===== RECORD EXTRACTS =====

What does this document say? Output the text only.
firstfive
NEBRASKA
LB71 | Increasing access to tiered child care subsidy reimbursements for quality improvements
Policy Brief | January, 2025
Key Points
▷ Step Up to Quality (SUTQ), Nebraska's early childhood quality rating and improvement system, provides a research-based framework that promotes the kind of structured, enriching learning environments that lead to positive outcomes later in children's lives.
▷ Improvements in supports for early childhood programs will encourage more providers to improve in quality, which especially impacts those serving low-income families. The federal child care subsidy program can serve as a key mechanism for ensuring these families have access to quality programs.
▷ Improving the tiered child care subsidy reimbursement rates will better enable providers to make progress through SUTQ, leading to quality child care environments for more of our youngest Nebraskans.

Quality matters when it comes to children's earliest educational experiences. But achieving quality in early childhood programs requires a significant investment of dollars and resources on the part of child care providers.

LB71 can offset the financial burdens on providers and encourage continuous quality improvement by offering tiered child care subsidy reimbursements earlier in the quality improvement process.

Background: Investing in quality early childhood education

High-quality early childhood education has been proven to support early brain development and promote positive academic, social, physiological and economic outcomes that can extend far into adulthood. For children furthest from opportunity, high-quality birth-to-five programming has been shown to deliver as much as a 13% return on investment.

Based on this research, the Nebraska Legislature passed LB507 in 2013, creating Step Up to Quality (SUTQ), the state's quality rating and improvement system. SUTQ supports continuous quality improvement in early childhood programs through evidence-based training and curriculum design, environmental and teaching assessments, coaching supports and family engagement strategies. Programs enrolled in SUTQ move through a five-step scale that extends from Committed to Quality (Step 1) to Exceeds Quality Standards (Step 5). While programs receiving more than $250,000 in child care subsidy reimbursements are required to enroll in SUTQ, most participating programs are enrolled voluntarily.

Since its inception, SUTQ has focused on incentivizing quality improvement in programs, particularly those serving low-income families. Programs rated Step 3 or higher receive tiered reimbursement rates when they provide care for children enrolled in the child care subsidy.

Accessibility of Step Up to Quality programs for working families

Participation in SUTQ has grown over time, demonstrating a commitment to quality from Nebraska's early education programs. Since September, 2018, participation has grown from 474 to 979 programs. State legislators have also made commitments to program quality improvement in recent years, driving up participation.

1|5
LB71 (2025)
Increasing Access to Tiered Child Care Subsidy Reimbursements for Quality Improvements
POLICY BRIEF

=====

Your task is to give the records above again, exactly.

◆ **FULL RESPONSE**:
What does this document say? Output the text only.
firstfive
NEBRASKA
LB71 | Increasing access to tiered child care subsidy reimbursements for quality improvements
Policy Brief | January, 2025
Key Points
▷ Step Up to Quality (SUTQ), Nebraska's early childhood quality rating and improvement system, provides a research-based framework that promotes the kind of structured, enriching learning environments that lead to positive outcomes later in children's lives.
▷ Improvements in supports for early childhood programs will encourage more providers to improve in quality, which especially impacts those serving low-income families. The federal child care subsidy program can serve as a key mechanism for ensuring these families have access to quality programs.
▷ Improving the tiered child care subsidy reimbursement rates will better enable providers to make progress through SUTQ, leading to quality child care environments for more of our youngest Nebraskans.

Quality matters when it comes to children's earliest educational experiences. But achieving quality in early childhood programs requires a significant investment of dollars and resources on the part of child care providers.

LB71 can offset the financial burdens on providers and encourage continuous quality improvement by offering tiered child care subsidy reimbursements earlier in the quality improvement process.

Background: Investing in quality early childhood education

High-quality early childhood education has been proven to support early brain development and promote positive academic, social, physiological and economic outcomes that can extend far into adulthood. For children furthest from opportunity, high-quality birth-to-five programming has been shown to deliver as much as a 13% return on investment.

Based on this research, the Nebraska Legislature passed LB507 in 2013, creating Step Up to Quality (SUTQ), the state's quality rating and improvement system. SUTQ supports continuous quality improvement in early childhood programs through evidence-based training and curriculum design, environmental and teaching assessments, coaching supports and family engagement strategies. Programs enrolled in SUTQ move through a five-step scale that extends from Committed to Quality (Step 1) to Exceeds Quality Standards (Step 5). While programs receiving more than $250,000 in child care subsidy reimbursements are required to enroll in SUTQ, most participating programs are enrolled voluntarily.

Since its inception, SUTQ has focused on incentivizing quality improvement in programs, particularly those serving low-income families. Programs rated Step 3 or higher receive tiered reimbursement rates when they provide care for children enrolled in the child care subsidy.

Accessibility of Step Up to Quality programs for working families

Participation in SUTQ has grown over time, demonstrating a commitment to quality from Nebraska's early education programs. Since September, 2018, participation has grown from 474 to 979 programs. State legislators have also made commitments to program quality improvement in recent years, driving up participation.

1|5
LB71 (2025)
Increasing Access to Tiered Child Care Subsidy Reimbursements for Quality Improvements
POLICY BRIEF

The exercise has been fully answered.